**Problem to solve**
Extract every line that contains the string "JSON".

━━━ Supplied records ━━━

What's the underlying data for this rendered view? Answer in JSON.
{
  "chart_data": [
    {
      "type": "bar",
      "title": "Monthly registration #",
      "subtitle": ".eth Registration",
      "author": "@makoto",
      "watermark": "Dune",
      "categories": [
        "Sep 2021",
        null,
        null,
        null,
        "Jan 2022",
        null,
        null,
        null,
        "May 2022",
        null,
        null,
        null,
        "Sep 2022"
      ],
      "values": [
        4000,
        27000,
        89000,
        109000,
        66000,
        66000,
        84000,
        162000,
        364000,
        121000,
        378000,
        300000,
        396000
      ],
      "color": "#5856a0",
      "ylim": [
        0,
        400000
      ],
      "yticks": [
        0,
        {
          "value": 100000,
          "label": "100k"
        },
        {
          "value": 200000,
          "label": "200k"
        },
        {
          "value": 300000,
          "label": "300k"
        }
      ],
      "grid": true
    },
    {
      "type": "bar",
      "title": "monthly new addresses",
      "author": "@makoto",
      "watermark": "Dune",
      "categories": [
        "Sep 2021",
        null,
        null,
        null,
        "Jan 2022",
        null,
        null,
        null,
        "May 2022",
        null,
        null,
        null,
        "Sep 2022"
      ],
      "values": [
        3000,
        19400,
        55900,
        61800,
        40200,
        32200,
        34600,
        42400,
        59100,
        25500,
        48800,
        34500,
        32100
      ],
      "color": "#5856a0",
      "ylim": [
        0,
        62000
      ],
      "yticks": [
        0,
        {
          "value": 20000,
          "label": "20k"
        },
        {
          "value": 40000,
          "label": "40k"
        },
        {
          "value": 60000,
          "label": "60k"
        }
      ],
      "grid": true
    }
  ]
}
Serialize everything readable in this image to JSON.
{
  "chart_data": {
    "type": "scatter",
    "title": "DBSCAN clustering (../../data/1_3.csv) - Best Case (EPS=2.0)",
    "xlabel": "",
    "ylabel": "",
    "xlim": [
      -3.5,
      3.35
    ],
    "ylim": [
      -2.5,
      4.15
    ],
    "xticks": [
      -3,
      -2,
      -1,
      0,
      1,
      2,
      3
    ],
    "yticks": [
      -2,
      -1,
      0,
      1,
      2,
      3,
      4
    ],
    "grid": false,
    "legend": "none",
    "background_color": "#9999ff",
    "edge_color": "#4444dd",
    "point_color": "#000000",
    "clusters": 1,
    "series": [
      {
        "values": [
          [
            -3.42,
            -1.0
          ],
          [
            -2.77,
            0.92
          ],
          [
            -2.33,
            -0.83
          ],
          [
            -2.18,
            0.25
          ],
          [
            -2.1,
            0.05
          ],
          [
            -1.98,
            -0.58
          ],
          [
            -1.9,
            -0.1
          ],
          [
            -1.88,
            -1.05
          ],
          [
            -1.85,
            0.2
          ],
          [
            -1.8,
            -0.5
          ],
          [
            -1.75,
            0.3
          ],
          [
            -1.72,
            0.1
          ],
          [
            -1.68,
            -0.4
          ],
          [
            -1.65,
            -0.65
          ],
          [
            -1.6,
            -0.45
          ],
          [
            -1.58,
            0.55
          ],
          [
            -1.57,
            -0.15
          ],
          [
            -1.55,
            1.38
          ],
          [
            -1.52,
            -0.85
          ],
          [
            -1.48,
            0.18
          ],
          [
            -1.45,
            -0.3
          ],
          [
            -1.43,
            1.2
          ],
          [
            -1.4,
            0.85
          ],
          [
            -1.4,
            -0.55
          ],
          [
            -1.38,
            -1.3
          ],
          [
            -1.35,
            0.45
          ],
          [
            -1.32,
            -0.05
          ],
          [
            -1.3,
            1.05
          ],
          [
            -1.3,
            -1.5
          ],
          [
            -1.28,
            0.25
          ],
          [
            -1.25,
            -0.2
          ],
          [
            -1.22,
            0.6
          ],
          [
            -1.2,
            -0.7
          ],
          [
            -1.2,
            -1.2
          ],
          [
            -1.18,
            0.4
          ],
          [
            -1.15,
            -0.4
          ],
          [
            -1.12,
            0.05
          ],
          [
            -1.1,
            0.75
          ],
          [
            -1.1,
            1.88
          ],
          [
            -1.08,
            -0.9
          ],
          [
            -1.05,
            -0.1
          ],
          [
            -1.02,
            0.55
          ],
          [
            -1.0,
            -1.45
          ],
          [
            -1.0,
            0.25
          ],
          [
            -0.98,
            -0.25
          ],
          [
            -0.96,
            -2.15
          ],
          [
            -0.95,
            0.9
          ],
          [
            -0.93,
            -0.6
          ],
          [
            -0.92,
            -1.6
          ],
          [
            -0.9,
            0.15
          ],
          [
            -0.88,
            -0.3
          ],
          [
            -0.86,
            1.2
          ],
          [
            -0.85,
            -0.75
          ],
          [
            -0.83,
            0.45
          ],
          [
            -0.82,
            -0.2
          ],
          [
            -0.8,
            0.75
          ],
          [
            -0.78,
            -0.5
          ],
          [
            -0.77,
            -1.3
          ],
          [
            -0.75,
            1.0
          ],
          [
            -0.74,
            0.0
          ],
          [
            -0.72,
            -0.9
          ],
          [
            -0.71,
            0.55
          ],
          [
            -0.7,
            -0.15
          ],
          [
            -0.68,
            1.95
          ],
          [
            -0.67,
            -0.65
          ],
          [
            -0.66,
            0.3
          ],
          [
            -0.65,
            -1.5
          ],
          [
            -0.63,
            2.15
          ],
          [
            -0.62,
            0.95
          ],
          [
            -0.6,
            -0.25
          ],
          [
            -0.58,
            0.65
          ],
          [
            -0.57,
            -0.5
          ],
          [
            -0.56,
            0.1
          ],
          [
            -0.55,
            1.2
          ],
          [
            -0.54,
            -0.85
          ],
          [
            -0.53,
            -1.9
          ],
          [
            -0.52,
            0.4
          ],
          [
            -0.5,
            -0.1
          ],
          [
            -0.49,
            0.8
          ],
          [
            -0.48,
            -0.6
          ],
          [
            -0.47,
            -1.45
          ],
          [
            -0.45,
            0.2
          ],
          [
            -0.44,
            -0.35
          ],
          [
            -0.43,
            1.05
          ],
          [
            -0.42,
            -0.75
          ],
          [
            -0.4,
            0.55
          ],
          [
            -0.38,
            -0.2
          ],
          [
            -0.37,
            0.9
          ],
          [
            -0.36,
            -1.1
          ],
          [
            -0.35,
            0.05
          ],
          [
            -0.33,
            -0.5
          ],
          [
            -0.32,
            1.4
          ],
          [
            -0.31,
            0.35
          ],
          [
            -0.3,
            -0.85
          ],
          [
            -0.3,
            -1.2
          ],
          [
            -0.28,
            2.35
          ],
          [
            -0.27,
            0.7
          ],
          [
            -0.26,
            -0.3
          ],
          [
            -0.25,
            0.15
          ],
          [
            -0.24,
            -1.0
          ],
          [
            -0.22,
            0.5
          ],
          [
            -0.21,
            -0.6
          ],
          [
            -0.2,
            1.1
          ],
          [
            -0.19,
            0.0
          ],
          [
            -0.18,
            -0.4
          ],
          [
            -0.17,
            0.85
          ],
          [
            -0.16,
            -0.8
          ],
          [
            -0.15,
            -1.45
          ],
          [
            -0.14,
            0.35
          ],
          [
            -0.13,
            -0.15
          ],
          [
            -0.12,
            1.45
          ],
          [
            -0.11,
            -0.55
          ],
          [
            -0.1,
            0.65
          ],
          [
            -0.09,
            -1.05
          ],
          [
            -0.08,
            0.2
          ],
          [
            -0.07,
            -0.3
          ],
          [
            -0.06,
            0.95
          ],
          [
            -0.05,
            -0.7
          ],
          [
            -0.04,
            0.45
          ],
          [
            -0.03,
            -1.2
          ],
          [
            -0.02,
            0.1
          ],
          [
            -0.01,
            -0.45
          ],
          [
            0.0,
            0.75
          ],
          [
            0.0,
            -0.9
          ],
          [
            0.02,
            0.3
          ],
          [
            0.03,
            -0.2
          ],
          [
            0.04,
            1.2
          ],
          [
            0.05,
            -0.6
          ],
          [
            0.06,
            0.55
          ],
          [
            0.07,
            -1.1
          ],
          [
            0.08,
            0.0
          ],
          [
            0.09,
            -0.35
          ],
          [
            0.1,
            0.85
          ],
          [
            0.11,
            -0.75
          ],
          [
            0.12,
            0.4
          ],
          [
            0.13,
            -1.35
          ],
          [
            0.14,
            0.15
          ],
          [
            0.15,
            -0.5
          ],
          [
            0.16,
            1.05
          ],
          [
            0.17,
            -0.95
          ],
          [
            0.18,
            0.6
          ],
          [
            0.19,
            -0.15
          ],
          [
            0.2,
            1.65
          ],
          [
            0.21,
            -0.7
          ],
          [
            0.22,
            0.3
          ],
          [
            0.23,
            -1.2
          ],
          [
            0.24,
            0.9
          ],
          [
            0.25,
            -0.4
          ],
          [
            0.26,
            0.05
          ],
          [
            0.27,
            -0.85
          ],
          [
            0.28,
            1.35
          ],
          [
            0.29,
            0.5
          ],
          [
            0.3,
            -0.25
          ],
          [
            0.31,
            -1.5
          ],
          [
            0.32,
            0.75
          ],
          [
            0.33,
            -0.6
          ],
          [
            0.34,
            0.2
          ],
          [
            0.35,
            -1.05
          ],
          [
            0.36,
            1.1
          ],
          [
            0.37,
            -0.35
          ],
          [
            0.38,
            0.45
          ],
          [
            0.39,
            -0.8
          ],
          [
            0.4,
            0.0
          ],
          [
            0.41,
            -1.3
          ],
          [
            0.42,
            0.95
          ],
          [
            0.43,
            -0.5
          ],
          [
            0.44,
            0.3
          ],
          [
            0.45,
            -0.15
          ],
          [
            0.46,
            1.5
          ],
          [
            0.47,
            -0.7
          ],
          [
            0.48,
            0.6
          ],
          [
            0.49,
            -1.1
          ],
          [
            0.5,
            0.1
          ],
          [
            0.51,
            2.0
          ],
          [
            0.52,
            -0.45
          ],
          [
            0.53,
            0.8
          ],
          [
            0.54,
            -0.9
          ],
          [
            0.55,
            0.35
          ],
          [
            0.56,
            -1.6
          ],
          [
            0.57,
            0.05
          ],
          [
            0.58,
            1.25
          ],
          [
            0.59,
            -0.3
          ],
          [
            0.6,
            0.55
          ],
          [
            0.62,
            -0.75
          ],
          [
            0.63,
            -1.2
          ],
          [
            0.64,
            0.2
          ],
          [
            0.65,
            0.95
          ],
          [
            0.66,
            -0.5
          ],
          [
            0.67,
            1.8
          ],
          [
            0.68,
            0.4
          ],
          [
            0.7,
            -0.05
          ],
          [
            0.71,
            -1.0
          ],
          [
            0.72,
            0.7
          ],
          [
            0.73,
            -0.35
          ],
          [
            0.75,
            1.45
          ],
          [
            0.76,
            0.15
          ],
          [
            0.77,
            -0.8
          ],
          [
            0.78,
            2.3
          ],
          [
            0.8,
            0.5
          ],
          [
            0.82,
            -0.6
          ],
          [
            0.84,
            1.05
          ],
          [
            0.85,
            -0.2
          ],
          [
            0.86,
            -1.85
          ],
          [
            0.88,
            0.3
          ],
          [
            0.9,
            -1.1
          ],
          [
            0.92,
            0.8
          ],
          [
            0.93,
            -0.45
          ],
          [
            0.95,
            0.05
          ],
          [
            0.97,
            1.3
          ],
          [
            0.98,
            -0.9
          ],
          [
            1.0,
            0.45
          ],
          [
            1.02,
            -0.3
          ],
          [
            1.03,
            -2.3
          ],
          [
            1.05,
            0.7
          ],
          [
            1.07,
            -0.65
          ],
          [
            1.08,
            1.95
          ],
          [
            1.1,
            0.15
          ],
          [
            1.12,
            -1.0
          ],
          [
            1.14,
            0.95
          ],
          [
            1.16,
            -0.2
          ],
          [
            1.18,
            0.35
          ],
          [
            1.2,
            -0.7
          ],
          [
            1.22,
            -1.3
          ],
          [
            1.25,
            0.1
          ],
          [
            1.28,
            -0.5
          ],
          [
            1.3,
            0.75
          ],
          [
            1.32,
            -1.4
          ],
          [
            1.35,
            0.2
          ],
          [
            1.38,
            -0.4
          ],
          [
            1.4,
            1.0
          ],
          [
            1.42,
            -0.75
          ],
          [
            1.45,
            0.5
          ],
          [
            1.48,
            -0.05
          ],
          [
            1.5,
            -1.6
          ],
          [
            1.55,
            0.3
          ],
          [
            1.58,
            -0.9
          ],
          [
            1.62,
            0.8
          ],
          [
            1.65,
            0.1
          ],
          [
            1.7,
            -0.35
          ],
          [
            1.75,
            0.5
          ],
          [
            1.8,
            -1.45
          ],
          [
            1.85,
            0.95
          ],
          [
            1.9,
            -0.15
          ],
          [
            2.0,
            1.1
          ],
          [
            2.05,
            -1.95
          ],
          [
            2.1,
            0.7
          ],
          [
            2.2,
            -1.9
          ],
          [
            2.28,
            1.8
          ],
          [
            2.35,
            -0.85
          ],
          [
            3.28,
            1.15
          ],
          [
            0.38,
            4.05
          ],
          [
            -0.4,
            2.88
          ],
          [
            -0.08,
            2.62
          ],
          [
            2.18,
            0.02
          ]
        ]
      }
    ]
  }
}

━━━

**Final result**
What's the underlying data for this rendered view? Answer in JSON.
Serialize everything readable in this image to JSON.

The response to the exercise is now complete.